Set exercise
Pick out each line in these entries that contains the string "Ressource".
begin Data supplied
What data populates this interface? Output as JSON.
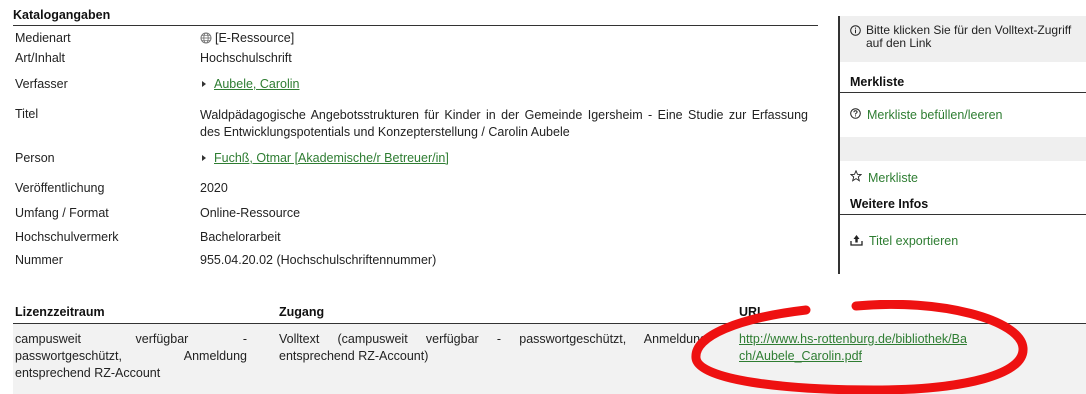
{
  "catalog": {
    "title": "Katalogangaben",
    "rows": {
      "medienart": {
        "label": "Medienart",
        "value": "[E-Ressource]"
      },
      "art": {
        "label": "Art/Inhalt",
        "value": "Hochschulschrift"
      },
      "verfasser": {
        "label": "Verfasser",
        "value": "Aubele, Carolin"
      },
      "titel": {
        "label": "Titel",
        "value": "Waldpädagogische Angebotsstrukturen für Kinder in der Gemeinde Igersheim - Eine Studie zur Erfassung des Entwicklungspotentials und Konzepterstellung / Carolin Aubele"
      },
      "person": {
        "label": "Person",
        "value": "Fuchß, Otmar [Akademische/r Betreuer/in]"
      },
      "veroeffentlichung": {
        "label": "Veröffentlichung",
        "value": "2020"
      },
      "umfang": {
        "label": "Umfang / Format",
        "value": "Online-Ressource"
      },
      "vermerk": {
        "label": "Hochschulvermerk",
        "value": "Bachelorarbeit"
      },
      "nummer": {
        "label": "Nummer",
        "value": "955.04.20.02 (Hochschulschriftennummer)"
      }
    }
  },
  "sidebar": {
    "info_text": "Bitte klicken Sie für den Volltext-Zugriff auf den Link",
    "merkliste_head": "Merkliste",
    "merkliste_fill": "Merkliste befüllen/leeren",
    "merkliste_link": "Merkliste",
    "weitere_head": "Weitere Infos",
    "export_link": "Titel exportieren"
  },
  "license": {
    "headers": {
      "col1": "Lizenzzeitraum",
      "col2": "Zugang",
      "col3": "URL"
    },
    "row": {
      "lizenzzeitraum": "campusweit verfügbar - passwortgeschützt, Anmeldung entsprechend RZ-Account",
      "zugang": "Volltext (campusweit verfügbar - passwortgeschützt, Anmeldung entsprechend RZ-Account)",
      "url": "http://www.hs-rottenburg.de/bibliothek/Bach/Aubele_Carolin.pdf"
    }
  },
  "colors": {
    "link": "#2e7d32",
    "annotation": "#ee1111",
    "panel_bg": "#efefef"
  },
  "icons": [
    "globe-icon",
    "triangle-bullet-icon",
    "info-icon",
    "question-circle-icon",
    "star-icon",
    "export-icon"
  ]
}
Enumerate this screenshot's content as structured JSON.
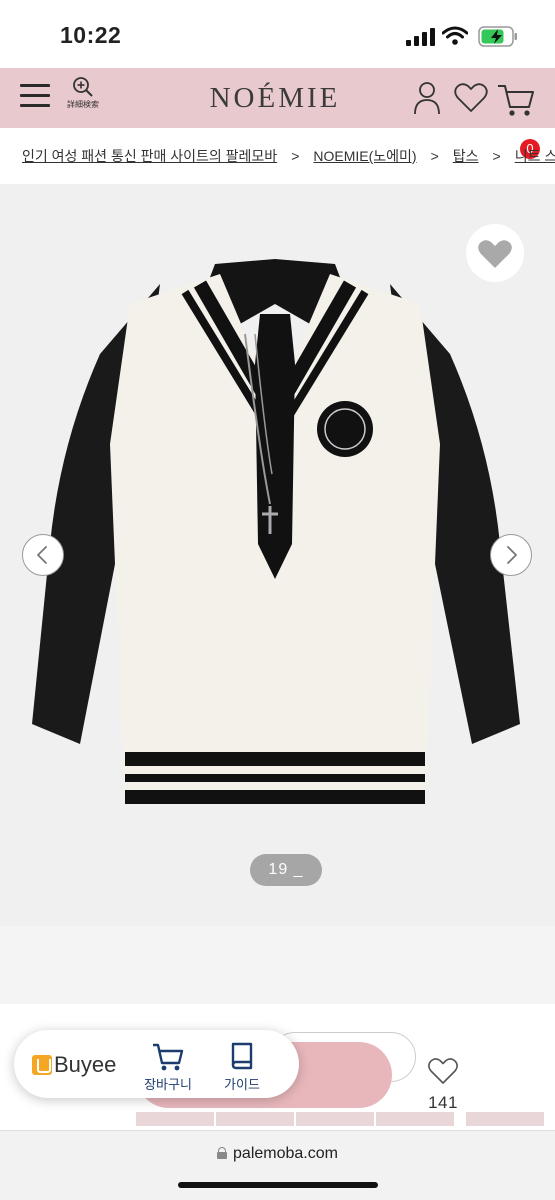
{
  "status_bar": {
    "time": "10:22"
  },
  "header": {
    "logo": "NOÉMIE",
    "search_label": "詳細検索",
    "cart_count": "0",
    "colors": {
      "background": "#e8c9cd",
      "badge": "#e31c23"
    }
  },
  "breadcrumb": {
    "items": [
      "인기 여성 패션 통신 판매 사이트의 팔레모바",
      "NOEMIE(노에미)",
      "탑스",
      "니트 스웨"
    ],
    "separator": ">"
  },
  "gallery": {
    "counter": "19 _",
    "prev_icon": "chevron-left-icon",
    "next_icon": "chevron-right-icon",
    "favorite_icon": "heart-icon"
  },
  "purchase": {
    "like_count": "141",
    "like_icon": "heart-outline-icon",
    "buy_button_color": "#e8b7bc"
  },
  "buyee": {
    "logo_text": "Buyee",
    "cart_label": "장바구니",
    "guide_label": "가이드",
    "accent": "#1d3c6e"
  },
  "browser": {
    "url": "palemoba.com"
  }
}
end Data supplied
Full solution
        "value": "[E-Ressource]"
        "value": "Online-Ressource"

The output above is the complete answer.